BEGIN Extracted material
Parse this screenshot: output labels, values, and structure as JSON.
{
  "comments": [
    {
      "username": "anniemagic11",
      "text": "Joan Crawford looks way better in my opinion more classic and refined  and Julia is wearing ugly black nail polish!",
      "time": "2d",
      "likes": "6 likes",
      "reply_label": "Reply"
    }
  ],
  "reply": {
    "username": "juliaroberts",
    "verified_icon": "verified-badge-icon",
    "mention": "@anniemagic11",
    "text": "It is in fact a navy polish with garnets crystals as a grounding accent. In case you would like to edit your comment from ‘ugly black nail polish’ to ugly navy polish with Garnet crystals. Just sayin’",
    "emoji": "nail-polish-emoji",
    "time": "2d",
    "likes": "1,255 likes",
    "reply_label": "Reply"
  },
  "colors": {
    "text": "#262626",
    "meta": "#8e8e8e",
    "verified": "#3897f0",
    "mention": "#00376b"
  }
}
END Extracted material
BEGIN Extracted material
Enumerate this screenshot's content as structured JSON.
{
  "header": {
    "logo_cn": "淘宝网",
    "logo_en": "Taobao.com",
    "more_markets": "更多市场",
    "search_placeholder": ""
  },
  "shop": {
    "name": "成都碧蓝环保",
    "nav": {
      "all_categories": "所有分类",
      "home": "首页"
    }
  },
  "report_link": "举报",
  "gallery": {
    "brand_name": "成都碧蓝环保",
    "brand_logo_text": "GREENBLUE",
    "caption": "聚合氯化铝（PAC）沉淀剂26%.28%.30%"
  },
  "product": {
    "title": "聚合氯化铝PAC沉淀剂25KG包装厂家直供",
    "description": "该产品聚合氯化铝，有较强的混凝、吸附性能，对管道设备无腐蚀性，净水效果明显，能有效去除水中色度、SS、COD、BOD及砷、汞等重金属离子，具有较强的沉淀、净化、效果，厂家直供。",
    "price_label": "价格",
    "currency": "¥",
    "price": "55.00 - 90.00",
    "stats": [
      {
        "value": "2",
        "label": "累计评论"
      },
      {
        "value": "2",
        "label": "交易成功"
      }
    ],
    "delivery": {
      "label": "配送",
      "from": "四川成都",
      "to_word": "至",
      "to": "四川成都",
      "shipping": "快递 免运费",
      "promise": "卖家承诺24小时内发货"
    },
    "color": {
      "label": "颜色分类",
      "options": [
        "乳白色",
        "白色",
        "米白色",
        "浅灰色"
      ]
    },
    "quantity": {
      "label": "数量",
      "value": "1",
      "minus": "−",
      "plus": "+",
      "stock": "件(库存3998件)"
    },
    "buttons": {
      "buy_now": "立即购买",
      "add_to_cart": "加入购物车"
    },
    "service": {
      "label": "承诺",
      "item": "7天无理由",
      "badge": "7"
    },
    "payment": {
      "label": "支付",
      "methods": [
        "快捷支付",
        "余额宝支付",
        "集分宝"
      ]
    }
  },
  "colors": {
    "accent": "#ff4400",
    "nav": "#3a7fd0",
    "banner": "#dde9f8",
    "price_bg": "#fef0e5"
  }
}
END Extracted material
BEGIN Extracted material
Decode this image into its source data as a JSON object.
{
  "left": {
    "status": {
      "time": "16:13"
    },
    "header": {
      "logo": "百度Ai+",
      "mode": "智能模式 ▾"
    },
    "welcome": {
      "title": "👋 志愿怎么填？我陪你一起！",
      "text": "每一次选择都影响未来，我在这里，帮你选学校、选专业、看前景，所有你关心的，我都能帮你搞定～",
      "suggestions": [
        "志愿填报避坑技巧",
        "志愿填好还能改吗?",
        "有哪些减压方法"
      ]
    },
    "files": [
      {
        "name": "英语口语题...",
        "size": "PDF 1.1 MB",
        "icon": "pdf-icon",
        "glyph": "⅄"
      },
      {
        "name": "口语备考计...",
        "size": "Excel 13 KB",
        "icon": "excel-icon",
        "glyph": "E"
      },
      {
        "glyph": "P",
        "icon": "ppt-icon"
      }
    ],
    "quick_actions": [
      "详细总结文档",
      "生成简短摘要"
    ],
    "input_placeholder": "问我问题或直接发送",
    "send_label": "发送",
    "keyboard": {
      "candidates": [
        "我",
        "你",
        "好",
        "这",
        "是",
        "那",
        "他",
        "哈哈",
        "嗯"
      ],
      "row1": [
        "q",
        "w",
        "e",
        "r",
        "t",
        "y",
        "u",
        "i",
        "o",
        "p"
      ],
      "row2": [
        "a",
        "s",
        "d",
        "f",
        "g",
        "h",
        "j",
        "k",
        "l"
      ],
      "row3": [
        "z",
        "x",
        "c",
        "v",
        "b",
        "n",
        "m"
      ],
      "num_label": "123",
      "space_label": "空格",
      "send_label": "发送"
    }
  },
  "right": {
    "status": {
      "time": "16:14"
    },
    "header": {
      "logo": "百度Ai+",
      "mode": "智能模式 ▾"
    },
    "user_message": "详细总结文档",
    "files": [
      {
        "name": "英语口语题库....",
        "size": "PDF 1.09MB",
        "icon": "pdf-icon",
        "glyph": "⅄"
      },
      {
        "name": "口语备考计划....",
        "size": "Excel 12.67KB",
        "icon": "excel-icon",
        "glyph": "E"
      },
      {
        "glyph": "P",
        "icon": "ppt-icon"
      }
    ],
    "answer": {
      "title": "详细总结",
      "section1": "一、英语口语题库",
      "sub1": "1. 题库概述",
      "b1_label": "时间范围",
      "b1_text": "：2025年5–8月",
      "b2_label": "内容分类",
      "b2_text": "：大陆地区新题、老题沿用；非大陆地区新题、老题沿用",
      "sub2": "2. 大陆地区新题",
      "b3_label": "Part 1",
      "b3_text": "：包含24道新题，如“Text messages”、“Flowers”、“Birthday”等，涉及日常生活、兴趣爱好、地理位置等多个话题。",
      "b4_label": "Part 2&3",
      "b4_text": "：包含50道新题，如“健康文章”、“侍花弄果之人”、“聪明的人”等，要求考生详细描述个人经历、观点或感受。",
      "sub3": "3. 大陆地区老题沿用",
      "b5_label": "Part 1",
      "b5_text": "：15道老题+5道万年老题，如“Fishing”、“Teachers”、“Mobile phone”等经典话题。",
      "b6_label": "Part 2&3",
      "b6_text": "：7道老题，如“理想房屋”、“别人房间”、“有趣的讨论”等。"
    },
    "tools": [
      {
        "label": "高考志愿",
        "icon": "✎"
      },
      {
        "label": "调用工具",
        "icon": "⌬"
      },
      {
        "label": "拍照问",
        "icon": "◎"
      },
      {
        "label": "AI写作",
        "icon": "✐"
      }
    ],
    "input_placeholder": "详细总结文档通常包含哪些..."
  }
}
END Extracted material
▶ **Exercise objective**: In the lines above, find each one with "JSON" and list it.

▶ **Written answer**:
Parse this screenshot: output labels, values, and structure as JSON.
Enumerate this screenshot's content as structured JSON.
Decode this image into its source data as a JSON object.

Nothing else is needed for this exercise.